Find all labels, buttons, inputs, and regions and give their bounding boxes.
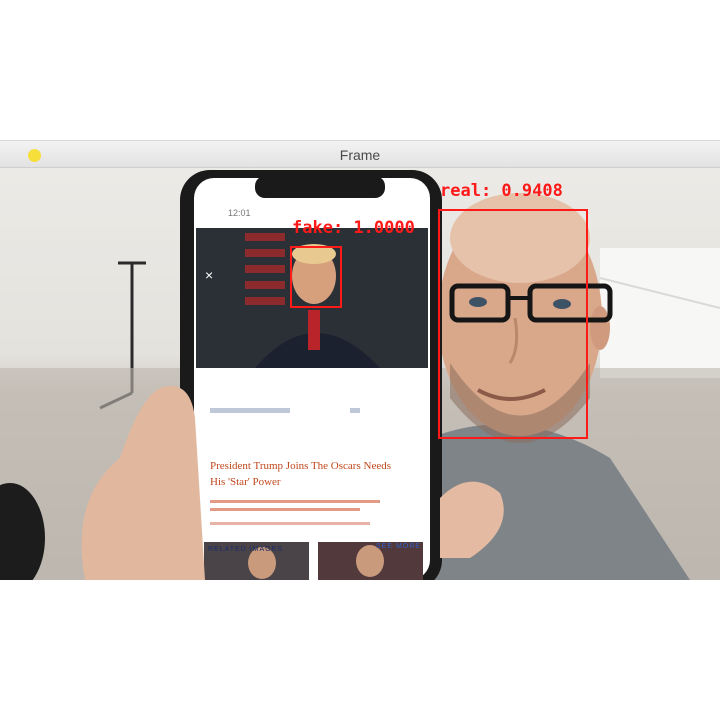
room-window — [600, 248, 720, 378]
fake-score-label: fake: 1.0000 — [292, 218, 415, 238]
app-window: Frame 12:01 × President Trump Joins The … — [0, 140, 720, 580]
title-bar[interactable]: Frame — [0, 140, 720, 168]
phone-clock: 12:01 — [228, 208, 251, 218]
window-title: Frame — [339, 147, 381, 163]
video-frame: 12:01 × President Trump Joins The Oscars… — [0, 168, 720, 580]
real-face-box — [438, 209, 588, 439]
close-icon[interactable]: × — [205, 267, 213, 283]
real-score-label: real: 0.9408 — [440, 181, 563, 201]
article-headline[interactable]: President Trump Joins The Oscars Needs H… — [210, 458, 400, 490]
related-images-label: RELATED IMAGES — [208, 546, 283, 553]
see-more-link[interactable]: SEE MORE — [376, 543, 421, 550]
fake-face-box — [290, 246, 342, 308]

---

| What is asked |
Which lines of the records above contain the word "Trump"? Pull out each one in full.

| Solution to this exercise |
app-window: Frame 12:01 × President Trump Joins The … — [0, 140, 720, 580]
video-frame: 12:01 × President Trump Joins The Oscars… — [0, 168, 720, 580]
article-headline[interactable]: President Trump Joins The Oscars Needs H… — [210, 458, 400, 490]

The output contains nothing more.